Aim of the task: Every line below that includes "sale" counts toward the total. Report that total alone.

Data listing
◇ ◇ ◇ ◇ ◇
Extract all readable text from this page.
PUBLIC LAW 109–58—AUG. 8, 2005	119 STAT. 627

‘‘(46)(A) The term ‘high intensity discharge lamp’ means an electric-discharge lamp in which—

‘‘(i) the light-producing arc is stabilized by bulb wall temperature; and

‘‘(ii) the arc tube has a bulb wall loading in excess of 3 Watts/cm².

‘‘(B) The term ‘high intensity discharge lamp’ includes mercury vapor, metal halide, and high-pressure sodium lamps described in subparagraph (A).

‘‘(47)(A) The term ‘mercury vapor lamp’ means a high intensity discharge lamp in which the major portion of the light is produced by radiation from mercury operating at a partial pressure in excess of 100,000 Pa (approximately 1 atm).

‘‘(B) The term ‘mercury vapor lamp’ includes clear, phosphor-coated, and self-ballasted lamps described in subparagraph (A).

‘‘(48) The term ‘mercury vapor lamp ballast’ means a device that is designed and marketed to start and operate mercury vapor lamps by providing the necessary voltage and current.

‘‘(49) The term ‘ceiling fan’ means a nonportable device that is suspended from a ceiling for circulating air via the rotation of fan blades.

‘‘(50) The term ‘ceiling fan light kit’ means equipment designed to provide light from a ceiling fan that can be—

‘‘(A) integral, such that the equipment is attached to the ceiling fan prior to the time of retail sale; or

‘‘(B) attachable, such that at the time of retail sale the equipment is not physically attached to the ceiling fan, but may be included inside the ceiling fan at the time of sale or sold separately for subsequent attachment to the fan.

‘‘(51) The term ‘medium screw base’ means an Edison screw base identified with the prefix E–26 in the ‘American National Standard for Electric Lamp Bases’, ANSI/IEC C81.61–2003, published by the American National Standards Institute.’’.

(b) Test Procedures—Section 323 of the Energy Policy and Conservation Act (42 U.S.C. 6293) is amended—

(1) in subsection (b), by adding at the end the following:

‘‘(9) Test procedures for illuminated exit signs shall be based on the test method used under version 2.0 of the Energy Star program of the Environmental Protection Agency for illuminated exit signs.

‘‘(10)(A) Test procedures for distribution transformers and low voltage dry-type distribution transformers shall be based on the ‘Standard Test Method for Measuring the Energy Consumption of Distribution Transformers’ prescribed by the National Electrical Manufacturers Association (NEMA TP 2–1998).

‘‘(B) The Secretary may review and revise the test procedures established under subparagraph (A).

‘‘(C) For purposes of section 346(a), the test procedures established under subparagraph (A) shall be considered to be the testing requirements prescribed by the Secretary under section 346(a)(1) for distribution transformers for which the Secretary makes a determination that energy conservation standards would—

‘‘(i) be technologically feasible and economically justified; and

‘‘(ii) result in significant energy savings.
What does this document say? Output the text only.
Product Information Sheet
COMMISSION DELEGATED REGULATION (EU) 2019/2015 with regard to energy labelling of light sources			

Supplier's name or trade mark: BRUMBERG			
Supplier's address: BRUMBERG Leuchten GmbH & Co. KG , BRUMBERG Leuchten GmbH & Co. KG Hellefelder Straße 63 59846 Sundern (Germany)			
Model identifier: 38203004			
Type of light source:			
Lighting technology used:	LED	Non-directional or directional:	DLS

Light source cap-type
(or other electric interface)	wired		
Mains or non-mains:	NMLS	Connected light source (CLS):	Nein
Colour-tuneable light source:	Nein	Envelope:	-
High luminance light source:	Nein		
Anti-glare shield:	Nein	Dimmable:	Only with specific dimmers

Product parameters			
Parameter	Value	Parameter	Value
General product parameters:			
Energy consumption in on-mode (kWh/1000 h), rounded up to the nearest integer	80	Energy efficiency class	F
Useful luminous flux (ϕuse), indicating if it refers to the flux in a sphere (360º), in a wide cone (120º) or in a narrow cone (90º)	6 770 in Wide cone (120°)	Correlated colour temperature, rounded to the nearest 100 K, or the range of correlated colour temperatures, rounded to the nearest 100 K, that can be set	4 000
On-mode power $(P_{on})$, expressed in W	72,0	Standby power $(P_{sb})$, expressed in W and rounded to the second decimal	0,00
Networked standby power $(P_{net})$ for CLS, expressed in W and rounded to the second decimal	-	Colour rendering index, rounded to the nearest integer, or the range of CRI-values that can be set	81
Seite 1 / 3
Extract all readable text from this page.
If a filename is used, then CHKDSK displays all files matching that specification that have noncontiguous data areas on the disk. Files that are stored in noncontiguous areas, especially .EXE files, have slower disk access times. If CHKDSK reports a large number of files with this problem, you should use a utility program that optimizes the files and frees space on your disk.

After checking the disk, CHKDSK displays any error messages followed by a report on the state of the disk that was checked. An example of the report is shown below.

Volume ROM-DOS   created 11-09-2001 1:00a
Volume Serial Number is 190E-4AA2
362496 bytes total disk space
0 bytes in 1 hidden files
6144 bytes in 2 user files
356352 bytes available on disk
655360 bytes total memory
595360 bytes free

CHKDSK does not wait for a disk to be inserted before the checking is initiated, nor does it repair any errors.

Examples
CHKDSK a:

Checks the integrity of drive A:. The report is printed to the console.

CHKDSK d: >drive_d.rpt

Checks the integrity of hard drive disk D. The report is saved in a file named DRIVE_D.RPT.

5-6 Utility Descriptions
◇ ◇ ◇ ◇ ◇
Output for this exercise: 2